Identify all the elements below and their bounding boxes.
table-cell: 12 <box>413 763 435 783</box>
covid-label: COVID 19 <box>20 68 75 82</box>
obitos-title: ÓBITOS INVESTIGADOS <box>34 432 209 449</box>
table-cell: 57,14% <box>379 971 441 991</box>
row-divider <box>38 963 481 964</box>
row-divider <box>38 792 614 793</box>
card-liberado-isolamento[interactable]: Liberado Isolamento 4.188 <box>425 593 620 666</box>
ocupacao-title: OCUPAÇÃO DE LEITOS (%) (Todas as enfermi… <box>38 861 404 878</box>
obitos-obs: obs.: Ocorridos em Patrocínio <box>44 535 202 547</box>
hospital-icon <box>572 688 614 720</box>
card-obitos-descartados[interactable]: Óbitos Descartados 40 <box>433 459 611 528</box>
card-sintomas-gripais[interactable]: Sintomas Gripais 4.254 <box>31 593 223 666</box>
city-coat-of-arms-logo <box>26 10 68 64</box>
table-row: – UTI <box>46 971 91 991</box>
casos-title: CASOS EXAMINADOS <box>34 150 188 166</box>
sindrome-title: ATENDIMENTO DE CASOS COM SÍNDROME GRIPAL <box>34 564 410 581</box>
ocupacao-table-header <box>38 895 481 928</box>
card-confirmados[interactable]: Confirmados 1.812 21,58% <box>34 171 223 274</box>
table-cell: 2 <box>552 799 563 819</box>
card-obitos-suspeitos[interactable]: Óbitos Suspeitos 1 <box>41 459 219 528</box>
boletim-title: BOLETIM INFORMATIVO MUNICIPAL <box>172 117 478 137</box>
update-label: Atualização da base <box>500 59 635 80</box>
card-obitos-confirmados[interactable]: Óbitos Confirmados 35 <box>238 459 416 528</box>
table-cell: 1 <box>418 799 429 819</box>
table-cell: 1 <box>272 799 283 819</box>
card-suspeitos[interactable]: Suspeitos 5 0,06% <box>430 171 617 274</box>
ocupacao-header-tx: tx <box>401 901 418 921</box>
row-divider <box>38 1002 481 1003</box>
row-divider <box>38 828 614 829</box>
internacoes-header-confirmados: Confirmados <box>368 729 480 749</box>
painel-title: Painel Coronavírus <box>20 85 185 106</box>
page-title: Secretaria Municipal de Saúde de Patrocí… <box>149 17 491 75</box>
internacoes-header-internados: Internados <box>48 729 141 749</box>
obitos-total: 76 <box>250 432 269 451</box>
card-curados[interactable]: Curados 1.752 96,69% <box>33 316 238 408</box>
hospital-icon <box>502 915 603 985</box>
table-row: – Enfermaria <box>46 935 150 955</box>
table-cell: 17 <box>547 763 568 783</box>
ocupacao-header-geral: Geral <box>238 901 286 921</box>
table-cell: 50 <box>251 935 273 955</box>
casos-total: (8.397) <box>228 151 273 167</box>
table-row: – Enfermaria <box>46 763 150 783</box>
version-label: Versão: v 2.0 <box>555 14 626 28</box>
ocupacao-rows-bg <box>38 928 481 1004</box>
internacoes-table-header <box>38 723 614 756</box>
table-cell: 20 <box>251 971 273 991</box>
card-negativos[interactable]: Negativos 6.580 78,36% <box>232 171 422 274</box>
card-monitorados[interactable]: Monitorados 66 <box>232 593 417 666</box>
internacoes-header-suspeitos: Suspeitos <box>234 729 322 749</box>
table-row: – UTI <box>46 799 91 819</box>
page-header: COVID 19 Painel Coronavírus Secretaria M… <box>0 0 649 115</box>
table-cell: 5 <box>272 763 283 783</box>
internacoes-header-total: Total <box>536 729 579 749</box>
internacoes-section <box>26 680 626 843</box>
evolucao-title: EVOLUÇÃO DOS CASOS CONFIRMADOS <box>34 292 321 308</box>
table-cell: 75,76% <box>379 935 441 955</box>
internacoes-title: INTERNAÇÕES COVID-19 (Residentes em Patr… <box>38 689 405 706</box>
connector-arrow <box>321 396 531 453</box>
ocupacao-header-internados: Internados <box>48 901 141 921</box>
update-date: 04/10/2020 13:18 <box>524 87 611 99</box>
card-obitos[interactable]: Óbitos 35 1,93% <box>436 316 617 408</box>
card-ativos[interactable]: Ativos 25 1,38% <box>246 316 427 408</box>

▸ **Task directions**
Substitute "line-separator" for "row-divider" in the records, starting at their first line and ending after the line containing "card-obitos-suspeitos[interactable]: Óbitos Suspeitos". Write out only those lines, with no other change.

▸ **Completed exercise**
Identify all the elements below and their bounding boxes.
table-cell: 12 <box>413 763 435 783</box>
covid-label: COVID 19 <box>20 68 75 82</box>
obitos-title: ÓBITOS INVESTIGADOS <box>34 432 209 449</box>
table-cell: 57,14% <box>379 971 441 991</box>
line-separator <box>38 963 481 964</box>
line-separator <box>38 792 614 793</box>
card-liberado-isolamento[interactable]: Liberado Isolamento 4.188 <box>425 593 620 666</box>
ocupacao-title: OCUPAÇÃO DE LEITOS (%) (Todas as enfermi… <box>38 861 404 878</box>
obitos-obs: obs.: Ocorridos em Patrocínio <box>44 535 202 547</box>
hospital-icon <box>572 688 614 720</box>
card-obitos-descartados[interactable]: Óbitos Descartados 40 <box>433 459 611 528</box>
card-sintomas-gripais[interactable]: Sintomas Gripais 4.254 <box>31 593 223 666</box>
city-coat-of-arms-logo <box>26 10 68 64</box>
table-row: – UTI <box>46 971 91 991</box>
casos-title: CASOS EXAMINADOS <box>34 150 188 166</box>
sindrome-title: ATENDIMENTO DE CASOS COM SÍNDROME GRIPAL <box>34 564 410 581</box>
ocupacao-table-header <box>38 895 481 928</box>
card-confirmados[interactable]: Confirmados 1.812 21,58% <box>34 171 223 274</box>
table-cell: 2 <box>552 799 563 819</box>
card-obitos-suspeitos[interactable]: Óbitos Suspeitos 1 <box>41 459 219 528</box>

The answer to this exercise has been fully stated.